▸ **Exercises to complete**:
(a) In the forum post about the dropping enable bit, why does the example assign the value 9 to byte 48? Answer in one to three sentences.
(b) Answer these questions from the forum post about the dropping enable bit:
(i) What name does Teknic give to the Velocity/Position command byte?
(ii) Which bytes of the Output Assembly does this register occupy for Motor0?
(iii) What Attribute ID does the register have?

▸ **Provided text**:

+---+

I am comfortable with casts and have been using them some in this program.
Any insight on why my enable bit is randomly dropping. Could that have anything to do with Publish -vs- Copy?
If you are writing to it improperly, then absolutely yes. I presume it is a bit. Is it part of a group of bits in a single byte? Or does the whole byte just represent a single bit? Or???
Any/all details you can provide about the various bits would be good.
I can send that bit as an individual bit [e.g. ROUTB48:0 (byte48:0)] or as part of a Velocity/Position command byte [e.g. Routb48 (byte48) = 9, for position move with motor enabled] - Teknic calls that the Motor Output Register (Class: 0x66, Instance: 1-4, Attribute ID: 6). For Motor0 It is bytes 48-51 in the Output Assembly (Instance 112).

+---+

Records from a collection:
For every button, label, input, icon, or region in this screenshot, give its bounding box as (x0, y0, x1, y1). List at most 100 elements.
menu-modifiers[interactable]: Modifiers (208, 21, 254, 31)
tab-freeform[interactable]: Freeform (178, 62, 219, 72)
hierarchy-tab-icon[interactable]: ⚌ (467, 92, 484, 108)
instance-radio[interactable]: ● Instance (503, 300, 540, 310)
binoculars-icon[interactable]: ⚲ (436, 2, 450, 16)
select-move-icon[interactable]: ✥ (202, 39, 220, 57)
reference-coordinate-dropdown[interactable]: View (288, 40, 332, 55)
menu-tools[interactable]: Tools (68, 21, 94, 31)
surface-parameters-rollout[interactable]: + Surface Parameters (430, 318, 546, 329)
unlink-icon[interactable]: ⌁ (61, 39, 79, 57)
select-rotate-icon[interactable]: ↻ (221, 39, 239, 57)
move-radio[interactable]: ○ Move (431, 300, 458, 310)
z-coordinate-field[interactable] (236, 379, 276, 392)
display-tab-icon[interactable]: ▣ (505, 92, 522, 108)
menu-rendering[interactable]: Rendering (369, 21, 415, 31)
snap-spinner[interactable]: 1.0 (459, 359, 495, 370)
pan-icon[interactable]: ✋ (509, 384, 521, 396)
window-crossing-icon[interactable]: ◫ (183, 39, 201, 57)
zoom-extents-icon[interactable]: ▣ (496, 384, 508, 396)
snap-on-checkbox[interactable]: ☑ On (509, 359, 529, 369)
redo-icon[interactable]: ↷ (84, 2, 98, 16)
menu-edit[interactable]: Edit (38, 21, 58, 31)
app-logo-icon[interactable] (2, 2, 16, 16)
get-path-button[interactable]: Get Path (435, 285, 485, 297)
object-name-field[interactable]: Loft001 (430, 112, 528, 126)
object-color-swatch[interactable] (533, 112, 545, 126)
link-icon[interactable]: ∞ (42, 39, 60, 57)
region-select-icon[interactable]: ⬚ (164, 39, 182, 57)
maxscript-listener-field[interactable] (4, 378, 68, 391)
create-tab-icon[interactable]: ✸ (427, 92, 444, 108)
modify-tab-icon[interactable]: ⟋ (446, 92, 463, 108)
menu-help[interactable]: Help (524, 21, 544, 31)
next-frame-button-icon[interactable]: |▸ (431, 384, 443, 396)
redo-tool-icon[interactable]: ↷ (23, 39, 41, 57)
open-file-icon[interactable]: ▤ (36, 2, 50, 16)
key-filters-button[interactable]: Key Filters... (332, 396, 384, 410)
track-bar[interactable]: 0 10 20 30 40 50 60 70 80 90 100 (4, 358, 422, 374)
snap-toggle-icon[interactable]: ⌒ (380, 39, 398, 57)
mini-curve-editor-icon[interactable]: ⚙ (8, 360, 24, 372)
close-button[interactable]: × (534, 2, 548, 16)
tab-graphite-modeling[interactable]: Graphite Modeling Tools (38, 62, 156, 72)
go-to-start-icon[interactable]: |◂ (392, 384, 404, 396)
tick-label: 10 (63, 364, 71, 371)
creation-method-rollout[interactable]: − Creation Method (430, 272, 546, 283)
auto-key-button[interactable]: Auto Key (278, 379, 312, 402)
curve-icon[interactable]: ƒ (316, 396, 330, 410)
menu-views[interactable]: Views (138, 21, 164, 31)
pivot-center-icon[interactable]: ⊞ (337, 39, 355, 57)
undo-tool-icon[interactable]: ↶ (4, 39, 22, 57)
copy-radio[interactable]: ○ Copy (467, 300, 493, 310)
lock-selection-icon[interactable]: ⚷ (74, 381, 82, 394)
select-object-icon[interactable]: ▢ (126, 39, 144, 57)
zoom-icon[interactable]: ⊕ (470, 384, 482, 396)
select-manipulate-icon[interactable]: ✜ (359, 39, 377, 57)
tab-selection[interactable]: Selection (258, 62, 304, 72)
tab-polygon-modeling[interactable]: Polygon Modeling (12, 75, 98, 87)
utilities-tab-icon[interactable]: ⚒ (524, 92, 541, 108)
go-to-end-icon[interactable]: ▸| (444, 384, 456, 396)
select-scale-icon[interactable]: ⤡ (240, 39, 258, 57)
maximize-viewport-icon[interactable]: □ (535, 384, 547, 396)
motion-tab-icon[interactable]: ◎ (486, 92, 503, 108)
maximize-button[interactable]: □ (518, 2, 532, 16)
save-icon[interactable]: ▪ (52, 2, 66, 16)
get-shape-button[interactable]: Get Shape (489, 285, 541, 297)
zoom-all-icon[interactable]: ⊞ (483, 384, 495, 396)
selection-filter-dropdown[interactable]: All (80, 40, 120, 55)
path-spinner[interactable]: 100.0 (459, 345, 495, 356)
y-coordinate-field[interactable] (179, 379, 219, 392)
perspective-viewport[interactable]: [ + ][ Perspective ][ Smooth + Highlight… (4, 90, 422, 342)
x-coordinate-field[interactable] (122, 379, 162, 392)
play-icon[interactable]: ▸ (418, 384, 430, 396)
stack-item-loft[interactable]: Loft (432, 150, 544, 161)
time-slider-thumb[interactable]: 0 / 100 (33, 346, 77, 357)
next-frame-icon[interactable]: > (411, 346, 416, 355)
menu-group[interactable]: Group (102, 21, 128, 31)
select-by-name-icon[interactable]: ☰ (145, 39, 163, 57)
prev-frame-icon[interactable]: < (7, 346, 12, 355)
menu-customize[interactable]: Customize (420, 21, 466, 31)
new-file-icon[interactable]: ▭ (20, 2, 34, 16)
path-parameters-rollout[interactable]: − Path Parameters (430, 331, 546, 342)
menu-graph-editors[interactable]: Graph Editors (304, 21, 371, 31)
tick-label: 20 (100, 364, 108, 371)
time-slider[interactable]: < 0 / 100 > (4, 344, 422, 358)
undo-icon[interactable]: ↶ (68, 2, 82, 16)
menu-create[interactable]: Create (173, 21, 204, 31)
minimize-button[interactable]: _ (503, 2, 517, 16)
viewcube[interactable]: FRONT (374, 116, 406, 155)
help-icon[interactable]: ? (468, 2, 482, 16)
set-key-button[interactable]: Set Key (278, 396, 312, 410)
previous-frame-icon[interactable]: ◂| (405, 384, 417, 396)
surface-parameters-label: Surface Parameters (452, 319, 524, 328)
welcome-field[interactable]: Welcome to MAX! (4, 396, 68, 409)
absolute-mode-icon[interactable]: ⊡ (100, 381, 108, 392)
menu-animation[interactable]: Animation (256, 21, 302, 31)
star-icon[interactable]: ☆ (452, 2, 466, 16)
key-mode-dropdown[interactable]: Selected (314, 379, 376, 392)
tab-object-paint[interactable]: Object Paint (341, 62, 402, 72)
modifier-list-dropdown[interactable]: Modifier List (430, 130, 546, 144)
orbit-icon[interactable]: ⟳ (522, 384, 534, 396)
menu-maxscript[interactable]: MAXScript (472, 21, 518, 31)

+---+

▸ **Answer list**:
(a) The value 9 sent as the Velocity/Position command byte commands a position move with the motor enabled.

(b)
(i) The Motor Output Register.
(ii) Bytes 48-51 of the Output Assembly (Instance 112).
(iii) Attribute ID 6.